_EXERCISE OBJECTIVE_
Every line below that holds the string "screenshot" should be copied out.

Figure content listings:
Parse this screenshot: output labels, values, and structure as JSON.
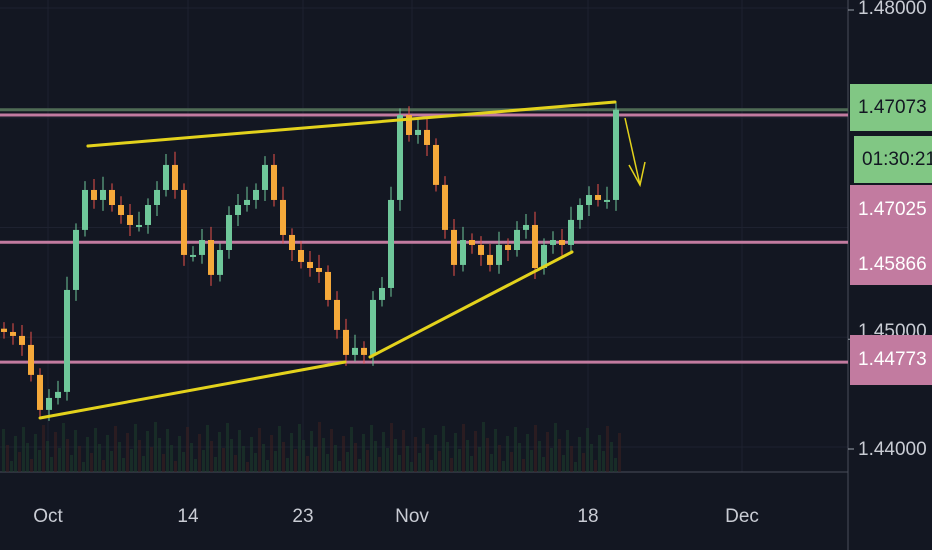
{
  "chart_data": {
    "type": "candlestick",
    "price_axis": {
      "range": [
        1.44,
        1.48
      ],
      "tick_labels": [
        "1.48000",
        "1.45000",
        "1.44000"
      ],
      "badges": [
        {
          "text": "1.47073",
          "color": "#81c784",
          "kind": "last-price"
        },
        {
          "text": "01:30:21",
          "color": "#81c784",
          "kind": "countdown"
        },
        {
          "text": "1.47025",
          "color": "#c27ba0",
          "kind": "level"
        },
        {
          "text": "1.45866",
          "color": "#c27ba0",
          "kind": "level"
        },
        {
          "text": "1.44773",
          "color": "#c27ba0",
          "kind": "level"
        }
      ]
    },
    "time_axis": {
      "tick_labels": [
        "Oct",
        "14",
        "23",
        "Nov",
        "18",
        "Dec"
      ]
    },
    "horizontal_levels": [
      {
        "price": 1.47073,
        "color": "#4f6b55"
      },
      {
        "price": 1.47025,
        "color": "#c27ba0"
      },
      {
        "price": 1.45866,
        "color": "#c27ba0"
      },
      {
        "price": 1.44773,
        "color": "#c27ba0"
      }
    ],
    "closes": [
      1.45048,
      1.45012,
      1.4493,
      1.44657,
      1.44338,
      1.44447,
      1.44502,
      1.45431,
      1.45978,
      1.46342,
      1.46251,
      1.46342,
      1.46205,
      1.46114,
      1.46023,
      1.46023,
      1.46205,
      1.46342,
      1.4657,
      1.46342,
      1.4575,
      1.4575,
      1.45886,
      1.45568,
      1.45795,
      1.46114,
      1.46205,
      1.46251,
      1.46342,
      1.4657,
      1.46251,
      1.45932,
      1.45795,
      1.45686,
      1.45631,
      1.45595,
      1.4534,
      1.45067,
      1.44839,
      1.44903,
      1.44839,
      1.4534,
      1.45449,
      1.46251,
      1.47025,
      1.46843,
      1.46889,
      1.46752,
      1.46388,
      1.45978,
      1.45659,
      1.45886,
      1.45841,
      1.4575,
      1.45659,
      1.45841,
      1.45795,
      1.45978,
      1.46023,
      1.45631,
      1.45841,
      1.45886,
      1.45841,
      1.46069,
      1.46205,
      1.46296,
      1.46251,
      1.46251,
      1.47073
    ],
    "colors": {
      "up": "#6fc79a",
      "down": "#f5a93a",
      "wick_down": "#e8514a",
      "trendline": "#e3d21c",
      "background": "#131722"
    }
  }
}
* * *
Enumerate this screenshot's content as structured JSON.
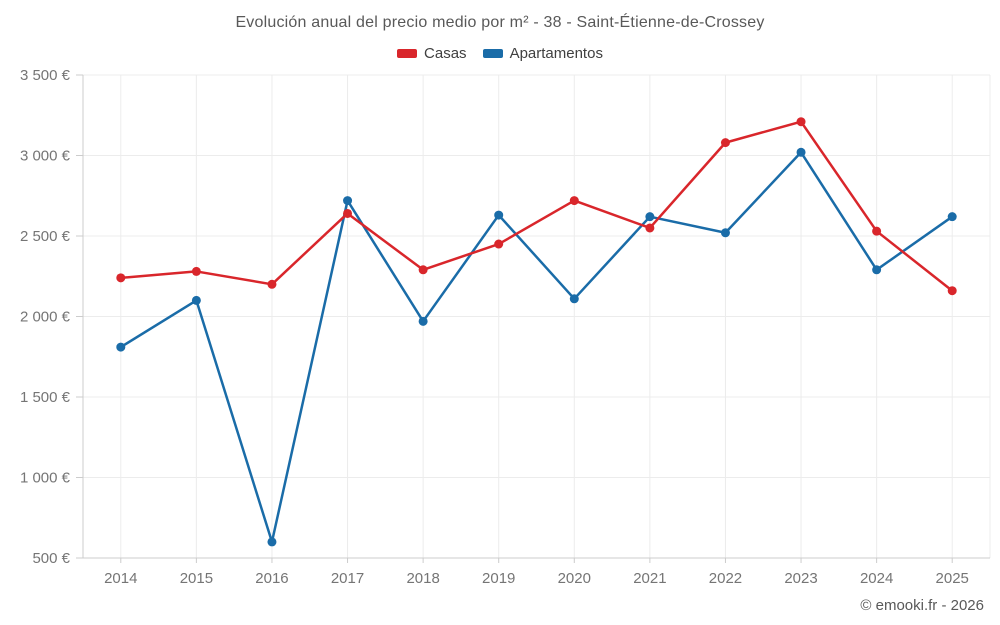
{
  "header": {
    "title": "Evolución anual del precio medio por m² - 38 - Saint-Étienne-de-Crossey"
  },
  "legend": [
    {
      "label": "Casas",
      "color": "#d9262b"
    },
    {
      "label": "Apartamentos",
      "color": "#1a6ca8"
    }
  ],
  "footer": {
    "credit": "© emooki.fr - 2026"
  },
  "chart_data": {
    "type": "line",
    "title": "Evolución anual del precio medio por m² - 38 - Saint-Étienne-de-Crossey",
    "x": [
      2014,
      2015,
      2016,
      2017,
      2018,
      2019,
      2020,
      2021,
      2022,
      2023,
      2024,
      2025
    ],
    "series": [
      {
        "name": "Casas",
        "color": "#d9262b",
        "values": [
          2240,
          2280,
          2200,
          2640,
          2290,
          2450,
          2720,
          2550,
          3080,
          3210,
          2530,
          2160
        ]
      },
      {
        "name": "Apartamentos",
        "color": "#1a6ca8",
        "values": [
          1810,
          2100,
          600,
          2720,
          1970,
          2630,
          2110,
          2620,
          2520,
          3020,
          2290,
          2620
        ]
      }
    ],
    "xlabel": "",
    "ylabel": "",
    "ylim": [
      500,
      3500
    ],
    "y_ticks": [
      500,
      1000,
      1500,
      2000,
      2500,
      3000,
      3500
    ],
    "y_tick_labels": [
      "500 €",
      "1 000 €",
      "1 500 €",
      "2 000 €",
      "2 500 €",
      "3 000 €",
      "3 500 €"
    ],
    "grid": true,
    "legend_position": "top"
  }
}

_OUTPUT FOR THIS TASK_
Parse this screenshot: output labels, values, and structure as JSON.
Enumerate this screenshot's content as structured JSON.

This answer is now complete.